Return every entry exactly as written.

LISTED ENTRIES
(begin)

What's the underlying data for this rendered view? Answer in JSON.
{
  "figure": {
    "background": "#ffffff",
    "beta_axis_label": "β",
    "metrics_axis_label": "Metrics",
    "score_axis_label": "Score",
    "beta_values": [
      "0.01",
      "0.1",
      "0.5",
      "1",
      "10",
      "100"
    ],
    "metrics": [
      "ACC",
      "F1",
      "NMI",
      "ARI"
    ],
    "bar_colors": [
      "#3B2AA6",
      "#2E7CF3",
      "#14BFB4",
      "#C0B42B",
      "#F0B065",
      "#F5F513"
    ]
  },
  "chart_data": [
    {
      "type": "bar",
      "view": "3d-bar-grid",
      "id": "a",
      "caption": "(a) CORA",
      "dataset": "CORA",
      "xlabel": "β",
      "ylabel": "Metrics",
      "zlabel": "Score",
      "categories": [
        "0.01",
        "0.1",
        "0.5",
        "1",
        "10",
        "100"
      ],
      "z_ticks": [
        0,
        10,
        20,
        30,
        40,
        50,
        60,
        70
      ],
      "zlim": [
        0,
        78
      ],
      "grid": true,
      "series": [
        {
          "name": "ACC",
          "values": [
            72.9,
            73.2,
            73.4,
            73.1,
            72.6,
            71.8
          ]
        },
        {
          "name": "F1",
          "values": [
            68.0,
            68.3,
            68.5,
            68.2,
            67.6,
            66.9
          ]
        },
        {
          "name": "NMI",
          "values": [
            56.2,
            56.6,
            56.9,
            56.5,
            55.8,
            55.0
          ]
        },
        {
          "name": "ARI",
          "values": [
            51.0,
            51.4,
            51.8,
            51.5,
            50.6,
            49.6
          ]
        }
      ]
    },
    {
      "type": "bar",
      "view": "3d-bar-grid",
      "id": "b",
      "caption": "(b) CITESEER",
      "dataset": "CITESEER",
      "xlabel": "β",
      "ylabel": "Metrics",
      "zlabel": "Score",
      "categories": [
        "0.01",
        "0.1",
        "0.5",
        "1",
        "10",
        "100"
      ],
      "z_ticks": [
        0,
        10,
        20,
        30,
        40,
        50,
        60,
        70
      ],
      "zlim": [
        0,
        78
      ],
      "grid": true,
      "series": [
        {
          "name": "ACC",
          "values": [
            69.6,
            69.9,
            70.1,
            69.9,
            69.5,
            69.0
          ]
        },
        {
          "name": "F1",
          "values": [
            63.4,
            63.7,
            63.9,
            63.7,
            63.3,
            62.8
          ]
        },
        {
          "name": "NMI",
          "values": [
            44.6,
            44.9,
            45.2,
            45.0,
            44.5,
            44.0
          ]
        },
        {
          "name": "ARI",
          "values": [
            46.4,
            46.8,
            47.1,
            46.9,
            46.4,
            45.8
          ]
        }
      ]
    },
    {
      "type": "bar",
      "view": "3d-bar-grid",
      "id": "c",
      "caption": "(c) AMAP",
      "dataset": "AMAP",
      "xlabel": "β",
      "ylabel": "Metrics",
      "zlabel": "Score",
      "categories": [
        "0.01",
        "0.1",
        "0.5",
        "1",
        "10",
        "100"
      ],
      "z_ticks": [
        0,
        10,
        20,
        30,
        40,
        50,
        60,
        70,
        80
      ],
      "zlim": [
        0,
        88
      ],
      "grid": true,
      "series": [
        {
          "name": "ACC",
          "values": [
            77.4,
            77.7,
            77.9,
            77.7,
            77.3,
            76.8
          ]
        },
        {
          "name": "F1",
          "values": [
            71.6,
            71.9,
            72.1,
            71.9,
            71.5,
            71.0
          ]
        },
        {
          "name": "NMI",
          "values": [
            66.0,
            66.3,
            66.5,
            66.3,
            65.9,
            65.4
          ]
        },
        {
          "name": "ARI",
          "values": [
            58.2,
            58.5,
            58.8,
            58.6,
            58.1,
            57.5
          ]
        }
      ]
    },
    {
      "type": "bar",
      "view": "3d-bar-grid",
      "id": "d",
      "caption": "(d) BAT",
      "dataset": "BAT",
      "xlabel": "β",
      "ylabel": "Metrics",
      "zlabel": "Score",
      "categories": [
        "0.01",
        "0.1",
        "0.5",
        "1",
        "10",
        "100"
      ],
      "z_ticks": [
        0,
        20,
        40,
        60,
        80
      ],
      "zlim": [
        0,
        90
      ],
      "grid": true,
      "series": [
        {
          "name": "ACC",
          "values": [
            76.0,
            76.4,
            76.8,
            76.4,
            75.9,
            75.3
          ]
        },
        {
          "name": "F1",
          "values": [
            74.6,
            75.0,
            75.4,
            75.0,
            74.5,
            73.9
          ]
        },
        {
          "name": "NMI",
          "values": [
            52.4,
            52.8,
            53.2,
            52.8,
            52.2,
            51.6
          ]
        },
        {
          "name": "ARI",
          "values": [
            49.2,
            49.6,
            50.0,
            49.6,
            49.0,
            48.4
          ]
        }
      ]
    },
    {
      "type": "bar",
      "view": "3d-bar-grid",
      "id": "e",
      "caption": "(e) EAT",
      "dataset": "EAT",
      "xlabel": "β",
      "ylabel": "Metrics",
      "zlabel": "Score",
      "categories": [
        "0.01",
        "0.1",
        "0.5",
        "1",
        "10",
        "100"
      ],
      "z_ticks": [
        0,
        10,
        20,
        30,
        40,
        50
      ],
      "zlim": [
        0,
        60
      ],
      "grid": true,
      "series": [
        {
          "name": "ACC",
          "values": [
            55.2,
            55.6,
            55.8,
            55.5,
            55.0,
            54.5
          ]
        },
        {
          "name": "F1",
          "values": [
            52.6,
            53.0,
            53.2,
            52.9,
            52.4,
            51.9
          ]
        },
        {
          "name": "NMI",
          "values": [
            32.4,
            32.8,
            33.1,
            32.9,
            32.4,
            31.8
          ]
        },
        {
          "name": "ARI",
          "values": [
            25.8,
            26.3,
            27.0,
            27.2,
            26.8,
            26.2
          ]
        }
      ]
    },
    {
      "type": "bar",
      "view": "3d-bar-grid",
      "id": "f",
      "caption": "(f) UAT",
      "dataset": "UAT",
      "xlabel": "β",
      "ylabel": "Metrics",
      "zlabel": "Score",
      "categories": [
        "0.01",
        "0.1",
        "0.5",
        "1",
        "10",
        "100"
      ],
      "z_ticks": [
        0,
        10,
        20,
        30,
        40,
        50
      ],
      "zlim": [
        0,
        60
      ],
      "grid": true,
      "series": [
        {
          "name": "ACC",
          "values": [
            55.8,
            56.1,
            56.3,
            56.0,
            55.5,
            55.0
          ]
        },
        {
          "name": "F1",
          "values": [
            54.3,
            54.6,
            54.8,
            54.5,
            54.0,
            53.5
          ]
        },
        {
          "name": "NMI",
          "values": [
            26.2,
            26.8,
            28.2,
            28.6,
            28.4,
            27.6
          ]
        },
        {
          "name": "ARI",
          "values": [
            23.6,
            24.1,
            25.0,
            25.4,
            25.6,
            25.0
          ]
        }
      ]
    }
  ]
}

(end)

FULL RESPONSE
What's the underlying data for this rendered view? Answer in JSON.
{
  "figure": {
    "background": "#ffffff",
    "beta_axis_label": "β",
    "metrics_axis_label": "Metrics",
    "score_axis_label": "Score",
    "beta_values": [
      "0.01",
      "0.1",
      "0.5",
      "1",
      "10",
      "100"
    ],
    "metrics": [
      "ACC",
      "F1",
      "NMI",
      "ARI"
    ],
    "bar_colors": [
      "#3B2AA6",
      "#2E7CF3",
      "#14BFB4",
      "#C0B42B",
      "#F0B065",
      "#F5F513"
    ]
  },
  "chart_data": [
    {
      "type": "bar",
      "view": "3d-bar-grid",
      "id": "a",
      "caption": "(a) CORA",
      "dataset": "CORA",
      "xlabel": "β",
      "ylabel": "Metrics",
      "zlabel": "Score",
      "categories": [
        "0.01",
        "0.1",
        "0.5",
        "1",
        "10",
        "100"
      ],
      "z_ticks": [
        0,
        10,
        20,
        30,
        40,
        50,
        60,
        70
      ],
      "zlim": [
        0,
        78
      ],
      "grid": true,
      "series": [
        {
          "name": "ACC",
          "values": [
            72.9,
            73.2,
            73.4,
            73.1,
            72.6,
            71.8
          ]
        },
        {
          "name": "F1",
          "values": [
            68.0,
            68.3,
            68.5,
            68.2,
            67.6,
            66.9
          ]
        },
        {
          "name": "NMI",
          "values": [
            56.2,
            56.6,
            56.9,
            56.5,
            55.8,
            55.0
          ]
        },
        {
          "name": "ARI",
          "values": [
            51.0,
            51.4,
            51.8,
            51.5,
            50.6,
            49.6
          ]
        }
      ]
    },
    {
      "type": "bar",
      "view": "3d-bar-grid",
      "id": "b",
      "caption": "(b) CITESEER",
      "dataset": "CITESEER",
      "xlabel": "β",
      "ylabel": "Metrics",
      "zlabel": "Score",
      "categories": [
        "0.01",
        "0.1",
        "0.5",
        "1",
        "10",
        "100"
      ],
      "z_ticks": [
        0,
        10,
        20,
        30,
        40,
        50,
        60,
        70
      ],
      "zlim": [
        0,
        78
      ],
      "grid": true,
      "series": [
        {
          "name": "ACC",
          "values": [
            69.6,
            69.9,
            70.1,
            69.9,
            69.5,
            69.0
          ]
        },
        {
          "name": "F1",
          "values": [
            63.4,
            63.7,
            63.9,
            63.7,
            63.3,
            62.8
          ]
        },
        {
          "name": "NMI",
          "values": [
            44.6,
            44.9,
            45.2,
            45.0,
            44.5,
            44.0
          ]
        },
        {
          "name": "ARI",
          "values": [
            46.4,
            46.8,
            47.1,
            46.9,
            46.4,
            45.8
          ]
        }
      ]
    },
    {
      "type": "bar",
      "view": "3d-bar-grid",
      "id": "c",
      "caption": "(c) AMAP",
      "dataset": "AMAP",
      "xlabel": "β",
      "ylabel": "Metrics",
      "zlabel": "Score",
      "categories": [
        "0.01",
        "0.1",
        "0.5",
        "1",
        "10",
        "100"
      ],
      "z_ticks": [
        0,
        10,
        20,
        30,
        40,
        50,
        60,
        70,
        80
      ],
      "zlim": [
        0,
        88
      ],
      "grid": true,
      "series": [
        {
          "name": "ACC",
          "values": [
            77.4,
            77.7,
            77.9,
            77.7,
            77.3,
            76.8
          ]
        },
        {
          "name": "F1",
          "values": [
            71.6,
            71.9,
            72.1,
            71.9,
            71.5,
            71.0
          ]
        },
        {
          "name": "NMI",
          "values": [
            66.0,
            66.3,
            66.5,
            66.3,
            65.9,
            65.4
          ]
        },
        {
          "name": "ARI",
          "values": [
            58.2,
            58.5,
            58.8,
            58.6,
            58.1,
            57.5
          ]
        }
      ]
    },
    {
      "type": "bar",
      "view": "3d-bar-grid",
      "id": "d",
      "caption": "(d) BAT",
      "dataset": "BAT",
      "xlabel": "β",
      "ylabel": "Metrics",
      "zlabel": "Score",
      "categories": [
        "0.01",
        "0.1",
        "0.5",
        "1",
        "10",
        "100"
      ],
      "z_ticks": [
        0,
        20,
        40,
        60,
        80
      ],
      "zlim": [
        0,
        90
      ],
      "grid": true,
      "series": [
        {
          "name": "ACC",
          "values": [
            76.0,
            76.4,
            76.8,
            76.4,
            75.9,
            75.3
          ]
        },
        {
          "name": "F1",
          "values": [
            74.6,
            75.0,
            75.4,
            75.0,
            74.5,
            73.9
          ]
        },
        {
          "name": "NMI",
          "values": [
            52.4,
            52.8,
            53.2,
            52.8,
            52.2,
            51.6
          ]
        },
        {
          "name": "ARI",
          "values": [
            49.2,
            49.6,
            50.0,
            49.6,
            49.0,
            48.4
          ]
        }
      ]
    },
    {
      "type": "bar",
      "view": "3d-bar-grid",
      "id": "e",
      "caption": "(e) EAT",
      "dataset": "EAT",
      "xlabel": "β",
      "ylabel": "Metrics",
      "zlabel": "Score",
      "categories": [
        "0.01",
        "0.1",
        "0.5",
        "1",
        "10",
        "100"
      ],
      "z_ticks": [
        0,
        10,
        20,
        30,
        40,
        50
      ],
      "zlim": [
        0,
        60
      ],
      "grid": true,
      "series": [
        {
          "name": "ACC",
          "values": [
            55.2,
            55.6,
            55.8,
            55.5,
            55.0,
            54.5
          ]
        },
        {
          "name": "F1",
          "values": [
            52.6,
            53.0,
            53.2,
            52.9,
            52.4,
            51.9
          ]
        },
        {
          "name": "NMI",
          "values": [
            32.4,
            32.8,
            33.1,
            32.9,
            32.4,
            31.8
          ]
        },
        {
          "name": "ARI",
          "values": [
            25.8,
            26.3,
            27.0,
            27.2,
            26.8,
            26.2
          ]
        }
      ]
    },
    {
      "type": "bar",
      "view": "3d-bar-grid",
      "id": "f",
      "caption": "(f) UAT",
      "dataset": "UAT",
      "xlabel": "β",
      "ylabel": "Metrics",
      "zlabel": "Score",
      "categories": [
        "0.01",
        "0.1",
        "0.5",
        "1",
        "10",
        "100"
      ],
      "z_ticks": [
        0,
        10,
        20,
        30,
        40,
        50
      ],
      "zlim": [
        0,
        60
      ],
      "grid": true,
      "series": [
        {
          "name": "ACC",
          "values": [
            55.8,
            56.1,
            56.3,
            56.0,
            55.5,
            55.0
          ]
        },
        {
          "name": "F1",
          "values": [
            54.3,
            54.6,
            54.8,
            54.5,
            54.0,
            53.5
          ]
        },
        {
          "name": "NMI",
          "values": [
            26.2,
            26.8,
            28.2,
            28.6,
            28.4,
            27.6
          ]
        },
        {
          "name": "ARI",
          "values": [
            23.6,
            24.1,
            25.0,
            25.4,
            25.6,
            25.0
          ]
        }
      ]
    }
  ]
}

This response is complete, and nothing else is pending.